• **Aim**
A partial copy is required: transcribe exactly the lines from the one containing "Output the text content of this document." through the last line below, without any pictures.

── Data excerpts

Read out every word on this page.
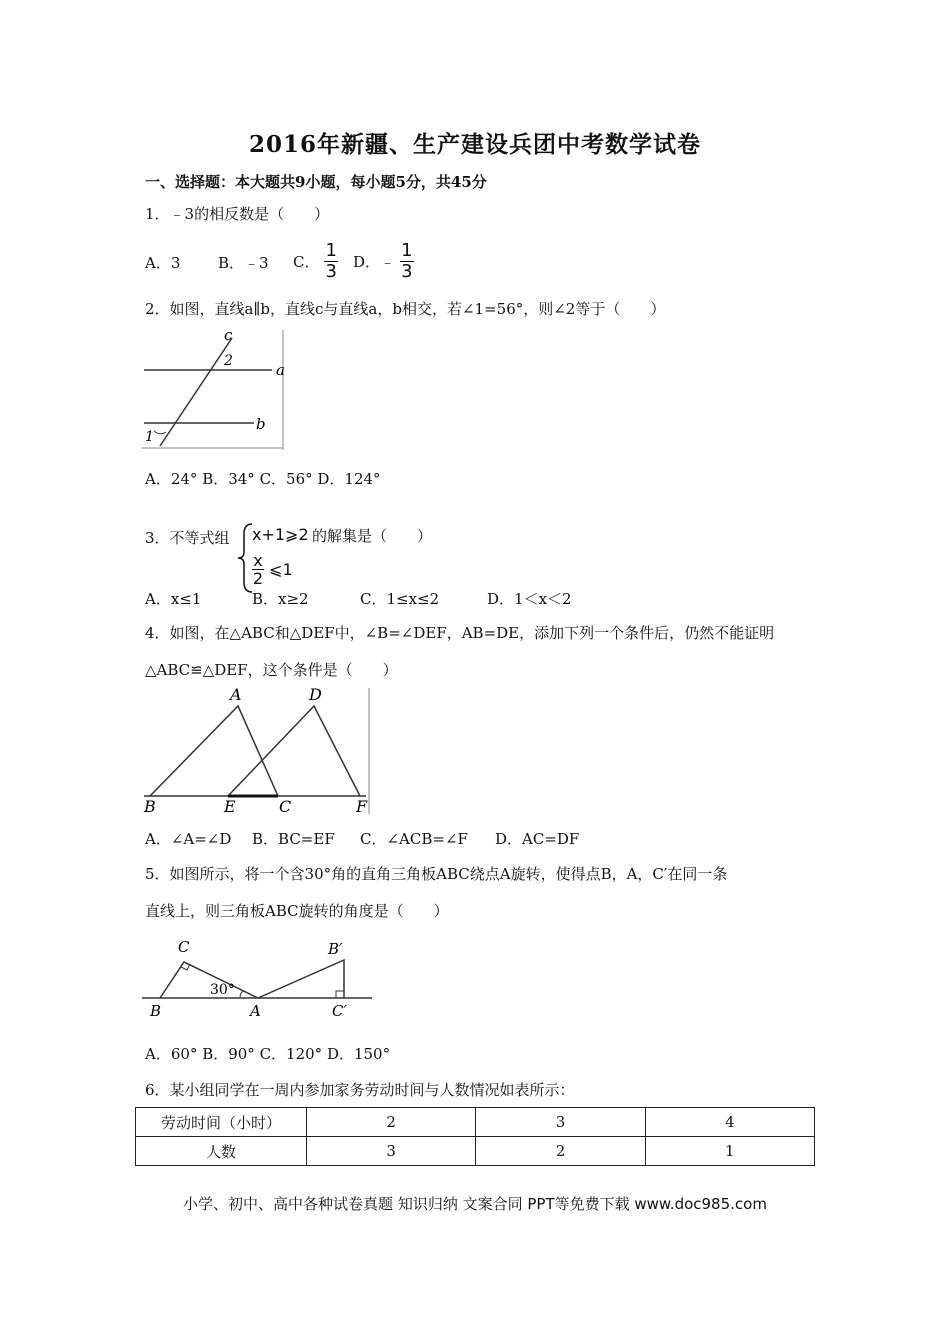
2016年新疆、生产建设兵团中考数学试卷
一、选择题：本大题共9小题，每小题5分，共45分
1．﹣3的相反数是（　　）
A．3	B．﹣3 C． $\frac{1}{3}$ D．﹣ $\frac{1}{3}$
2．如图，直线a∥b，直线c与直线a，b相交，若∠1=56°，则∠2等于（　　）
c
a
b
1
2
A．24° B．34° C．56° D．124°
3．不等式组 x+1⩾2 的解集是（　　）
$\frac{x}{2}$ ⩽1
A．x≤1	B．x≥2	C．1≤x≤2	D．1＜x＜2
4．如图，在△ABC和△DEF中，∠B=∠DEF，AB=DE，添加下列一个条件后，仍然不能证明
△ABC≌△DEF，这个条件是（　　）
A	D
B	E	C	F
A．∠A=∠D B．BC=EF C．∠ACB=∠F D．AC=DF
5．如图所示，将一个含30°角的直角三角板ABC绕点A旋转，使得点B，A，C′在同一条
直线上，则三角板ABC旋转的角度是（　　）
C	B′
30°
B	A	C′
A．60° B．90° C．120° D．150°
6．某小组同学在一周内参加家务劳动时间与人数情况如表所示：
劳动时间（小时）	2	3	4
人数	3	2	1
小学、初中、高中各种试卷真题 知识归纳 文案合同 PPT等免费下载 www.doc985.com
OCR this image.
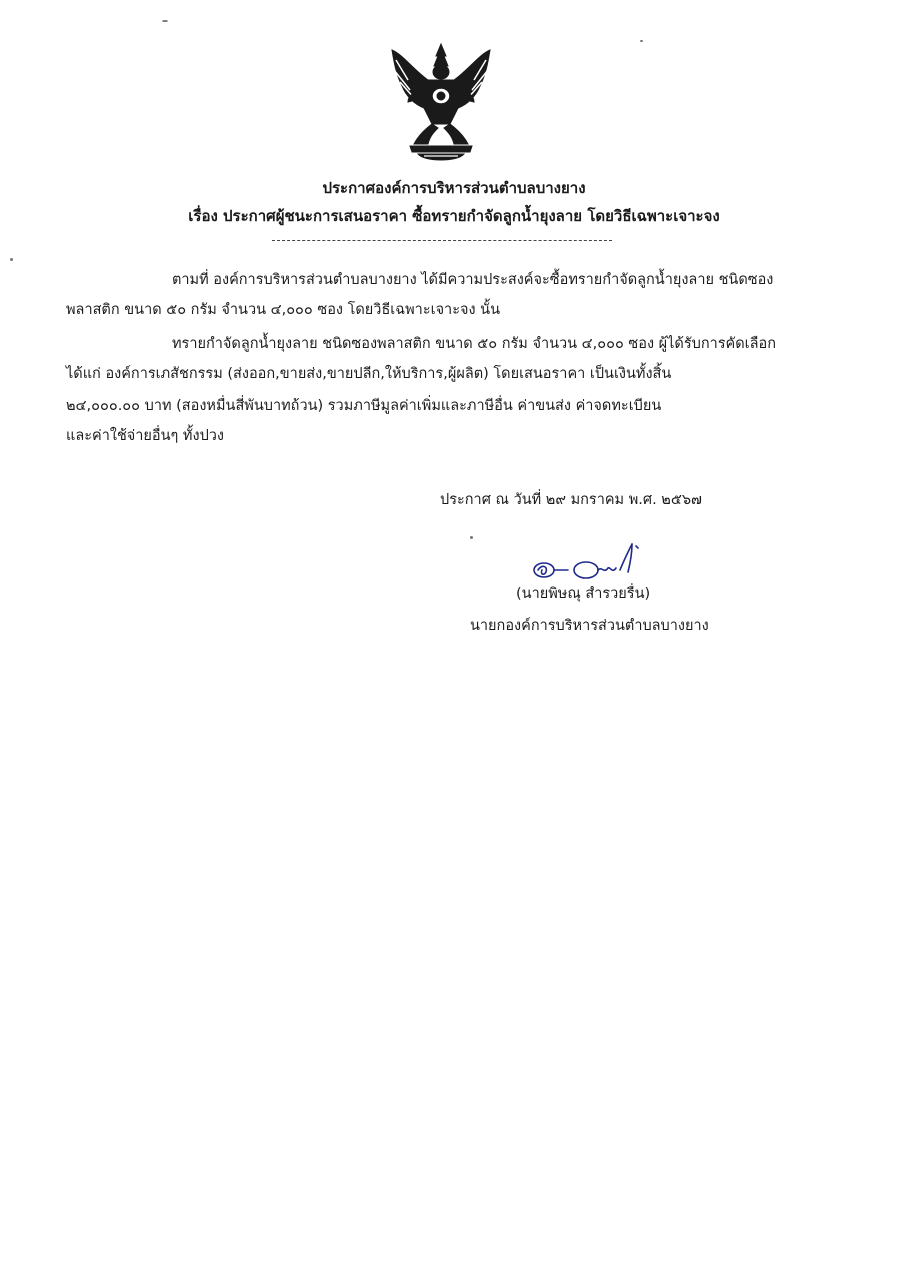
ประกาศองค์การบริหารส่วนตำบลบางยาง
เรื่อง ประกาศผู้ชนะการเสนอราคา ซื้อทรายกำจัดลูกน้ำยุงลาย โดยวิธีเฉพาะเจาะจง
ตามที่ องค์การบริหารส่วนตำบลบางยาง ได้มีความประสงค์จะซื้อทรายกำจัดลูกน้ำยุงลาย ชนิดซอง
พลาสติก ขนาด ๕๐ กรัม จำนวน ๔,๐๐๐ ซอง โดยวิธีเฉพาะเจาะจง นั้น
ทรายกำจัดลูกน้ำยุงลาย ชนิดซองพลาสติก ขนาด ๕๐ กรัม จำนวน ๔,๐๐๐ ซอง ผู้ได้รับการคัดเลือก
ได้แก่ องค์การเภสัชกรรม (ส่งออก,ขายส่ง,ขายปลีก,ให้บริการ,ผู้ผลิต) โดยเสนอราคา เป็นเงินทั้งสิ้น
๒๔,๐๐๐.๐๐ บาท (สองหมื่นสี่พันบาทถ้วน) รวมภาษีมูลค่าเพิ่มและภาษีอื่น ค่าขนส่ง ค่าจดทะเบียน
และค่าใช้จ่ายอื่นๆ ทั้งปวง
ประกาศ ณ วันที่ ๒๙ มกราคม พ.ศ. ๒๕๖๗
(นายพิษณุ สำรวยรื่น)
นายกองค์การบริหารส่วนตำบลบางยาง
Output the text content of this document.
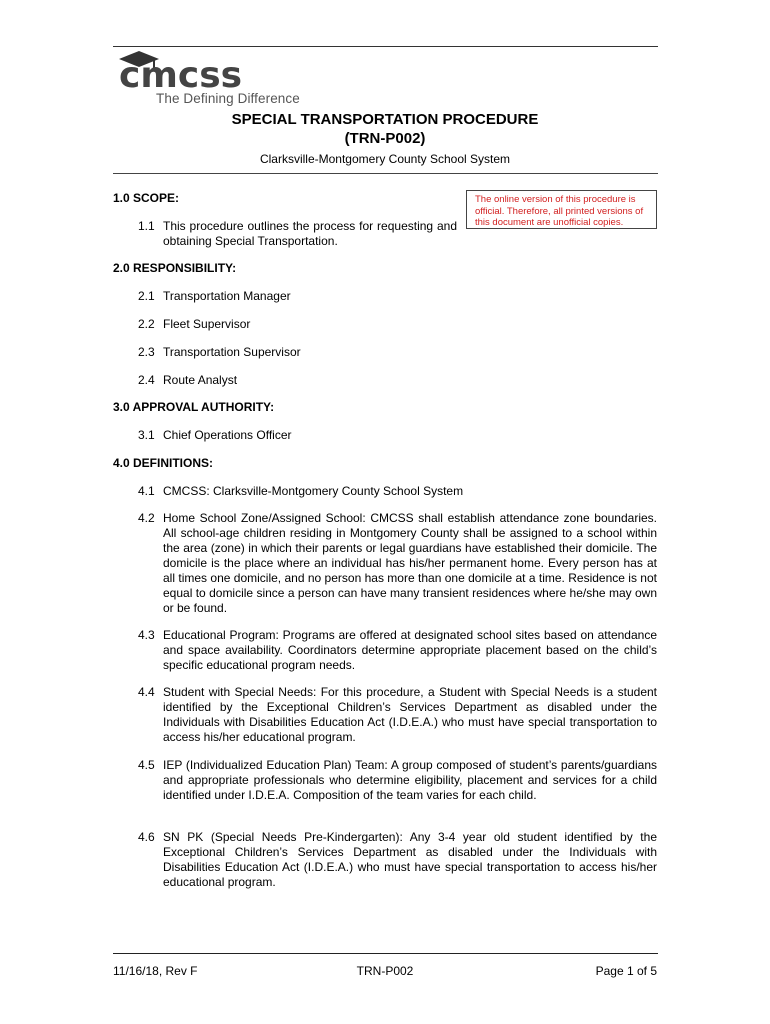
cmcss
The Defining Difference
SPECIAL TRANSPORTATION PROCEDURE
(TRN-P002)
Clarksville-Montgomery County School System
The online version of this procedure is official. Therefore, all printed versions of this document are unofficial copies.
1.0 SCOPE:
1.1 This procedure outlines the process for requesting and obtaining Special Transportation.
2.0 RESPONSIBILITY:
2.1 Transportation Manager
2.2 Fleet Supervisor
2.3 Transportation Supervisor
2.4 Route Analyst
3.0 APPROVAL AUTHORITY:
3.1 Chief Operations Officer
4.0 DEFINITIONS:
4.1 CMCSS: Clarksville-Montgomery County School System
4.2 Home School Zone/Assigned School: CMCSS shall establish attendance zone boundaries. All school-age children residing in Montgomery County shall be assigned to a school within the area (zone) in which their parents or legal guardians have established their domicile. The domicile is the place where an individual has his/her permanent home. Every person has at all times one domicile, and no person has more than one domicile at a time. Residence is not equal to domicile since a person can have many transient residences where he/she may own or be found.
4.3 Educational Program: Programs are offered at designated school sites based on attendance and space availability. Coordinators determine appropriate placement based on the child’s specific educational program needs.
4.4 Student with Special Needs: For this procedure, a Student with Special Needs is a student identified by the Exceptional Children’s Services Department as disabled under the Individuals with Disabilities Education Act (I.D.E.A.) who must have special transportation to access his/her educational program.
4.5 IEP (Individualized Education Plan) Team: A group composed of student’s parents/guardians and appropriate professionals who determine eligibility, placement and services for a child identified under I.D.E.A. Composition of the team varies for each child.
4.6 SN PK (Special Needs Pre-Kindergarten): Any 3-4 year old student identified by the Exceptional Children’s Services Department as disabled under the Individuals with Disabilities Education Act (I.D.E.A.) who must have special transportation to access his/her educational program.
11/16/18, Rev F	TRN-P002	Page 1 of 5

────

• **Right answer**
Output the text content of this document.
cmcss
The Defining Difference
SPECIAL TRANSPORTATION PROCEDURE
(TRN-P002)
Clarksville-Montgomery County School System
The online version of this procedure is official. Therefore, all printed versions of this document are unofficial copies.
1.0 SCOPE:
1.1 This procedure outlines the process for requesting and obtaining Special Transportation.
2.0 RESPONSIBILITY:
2.1 Transportation Manager
2.2 Fleet Supervisor
2.3 Transportation Supervisor
2.4 Route Analyst
3.0 APPROVAL AUTHORITY:
3.1 Chief Operations Officer
4.0 DEFINITIONS:
4.1 CMCSS: Clarksville-Montgomery County School System
4.2 Home School Zone/Assigned School: CMCSS shall establish attendance zone boundaries. All school-age children residing in Montgomery County shall be assigned to a school within the area (zone) in which their parents or legal guardians have established their domicile. The domicile is the place where an individual has his/her permanent home. Every person has at all times one domicile, and no person has more than one domicile at a time. Residence is not equal to domicile since a person can have many transient residences where he/she may own or be found.
4.3 Educational Program: Programs are offered at designated school sites based on attendance and space availability. Coordinators determine appropriate placement based on the child’s specific educational program needs.
4.4 Student with Special Needs: For this procedure, a Student with Special Needs is a student identified by the Exceptional Children’s Services Department as disabled under the Individuals with Disabilities Education Act (I.D.E.A.) who must have special transportation to access his/her educational program.
4.5 IEP (Individualized Education Plan) Team: A group composed of student’s parents/guardians and appropriate professionals who determine eligibility, placement and services for a child identified under I.D.E.A. Composition of the team varies for each child.
4.6 SN PK (Special Needs Pre-Kindergarten): Any 3-4 year old student identified by the Exceptional Children’s Services Department as disabled under the Individuals with Disabilities Education Act (I.D.E.A.) who must have special transportation to access his/her educational program.
11/16/18, Rev F	TRN-P002	Page 1 of 5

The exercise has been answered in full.